WHAT YOU ARE ASKED TO DO: Repeat precisely, and only, the lines between the line containing "Read this page and output its text content." and the end of the listing below, both ends included.

RECORDED INFORMATION:
________________________________________

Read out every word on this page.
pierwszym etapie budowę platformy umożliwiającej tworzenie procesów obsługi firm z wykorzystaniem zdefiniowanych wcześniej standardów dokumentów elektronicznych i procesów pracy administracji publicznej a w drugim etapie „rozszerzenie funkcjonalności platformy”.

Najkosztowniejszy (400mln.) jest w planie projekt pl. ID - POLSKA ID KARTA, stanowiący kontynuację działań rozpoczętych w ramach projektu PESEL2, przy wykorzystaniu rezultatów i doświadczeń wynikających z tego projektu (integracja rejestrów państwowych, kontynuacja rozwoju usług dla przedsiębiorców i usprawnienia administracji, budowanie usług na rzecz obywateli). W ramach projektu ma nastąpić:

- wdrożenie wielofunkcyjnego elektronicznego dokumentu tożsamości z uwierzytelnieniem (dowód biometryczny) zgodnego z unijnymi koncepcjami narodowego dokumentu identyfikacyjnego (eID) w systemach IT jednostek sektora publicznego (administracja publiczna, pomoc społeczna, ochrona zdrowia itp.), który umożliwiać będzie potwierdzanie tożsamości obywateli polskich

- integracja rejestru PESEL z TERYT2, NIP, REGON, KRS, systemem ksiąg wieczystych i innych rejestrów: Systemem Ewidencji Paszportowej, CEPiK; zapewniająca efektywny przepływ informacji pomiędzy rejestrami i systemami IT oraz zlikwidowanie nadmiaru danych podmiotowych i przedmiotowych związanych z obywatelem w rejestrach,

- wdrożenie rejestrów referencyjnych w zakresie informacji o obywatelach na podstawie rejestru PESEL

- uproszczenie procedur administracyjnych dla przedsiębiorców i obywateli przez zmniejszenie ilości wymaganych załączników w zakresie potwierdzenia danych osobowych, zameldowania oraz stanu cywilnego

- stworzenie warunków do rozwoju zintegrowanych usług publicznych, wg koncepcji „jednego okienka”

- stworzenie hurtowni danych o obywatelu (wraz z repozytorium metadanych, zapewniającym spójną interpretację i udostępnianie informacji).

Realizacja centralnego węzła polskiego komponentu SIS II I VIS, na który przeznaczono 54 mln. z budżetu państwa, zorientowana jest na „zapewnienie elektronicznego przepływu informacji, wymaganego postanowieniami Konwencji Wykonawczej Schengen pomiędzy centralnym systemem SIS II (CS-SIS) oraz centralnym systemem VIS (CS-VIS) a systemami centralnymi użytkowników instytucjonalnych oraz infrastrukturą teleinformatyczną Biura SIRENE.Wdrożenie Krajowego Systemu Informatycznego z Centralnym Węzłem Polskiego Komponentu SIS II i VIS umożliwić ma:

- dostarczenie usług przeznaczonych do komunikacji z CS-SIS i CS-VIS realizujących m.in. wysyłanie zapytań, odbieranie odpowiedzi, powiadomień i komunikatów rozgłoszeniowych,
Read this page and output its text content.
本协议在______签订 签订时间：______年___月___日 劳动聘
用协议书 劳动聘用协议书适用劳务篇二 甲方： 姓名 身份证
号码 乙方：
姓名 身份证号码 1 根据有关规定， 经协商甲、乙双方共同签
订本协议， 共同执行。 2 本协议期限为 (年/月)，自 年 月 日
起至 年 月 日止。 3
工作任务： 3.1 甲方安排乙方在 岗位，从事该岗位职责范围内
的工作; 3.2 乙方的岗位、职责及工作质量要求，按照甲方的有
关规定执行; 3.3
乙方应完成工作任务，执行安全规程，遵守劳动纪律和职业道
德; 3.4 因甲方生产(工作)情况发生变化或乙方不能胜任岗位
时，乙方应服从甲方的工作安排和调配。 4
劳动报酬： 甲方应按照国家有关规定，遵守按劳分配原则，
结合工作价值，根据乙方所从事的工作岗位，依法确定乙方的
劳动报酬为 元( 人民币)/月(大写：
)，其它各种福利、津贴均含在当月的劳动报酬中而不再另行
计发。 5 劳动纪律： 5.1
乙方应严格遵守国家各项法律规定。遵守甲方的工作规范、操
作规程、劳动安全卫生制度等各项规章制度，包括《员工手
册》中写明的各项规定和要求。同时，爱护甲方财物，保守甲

________________________________________

THE COMPLETED TASK:
Read this page and output its text content.
本协议在______签订 签订时间：______年___月___日 劳动聘
用协议书 劳动聘用协议书适用劳务篇二 甲方： 姓名 身份证
号码 乙方：
姓名 身份证号码 1 根据有关规定， 经协商甲、乙双方共同签
订本协议， 共同执行。 2 本协议期限为 (年/月)，自 年 月 日
起至 年 月 日止。 3
工作任务： 3.1 甲方安排乙方在 岗位，从事该岗位职责范围内
的工作; 3.2 乙方的岗位、职责及工作质量要求，按照甲方的有
关规定执行; 3.3
乙方应完成工作任务，执行安全规程，遵守劳动纪律和职业道
德; 3.4 因甲方生产(工作)情况发生变化或乙方不能胜任岗位
时，乙方应服从甲方的工作安排和调配。 4
劳动报酬： 甲方应按照国家有关规定，遵守按劳分配原则，
结合工作价值，根据乙方所从事的工作岗位，依法确定乙方的
劳动报酬为 元( 人民币)/月(大写：
)，其它各种福利、津贴均含在当月的劳动报酬中而不再另行
计发。 5 劳动纪律： 5.1
乙方应严格遵守国家各项法律规定。遵守甲方的工作规范、操
作规程、劳动安全卫生制度等各项规章制度，包括《员工手
册》中写明的各项规定和要求。同时，爱护甲方财物，保守甲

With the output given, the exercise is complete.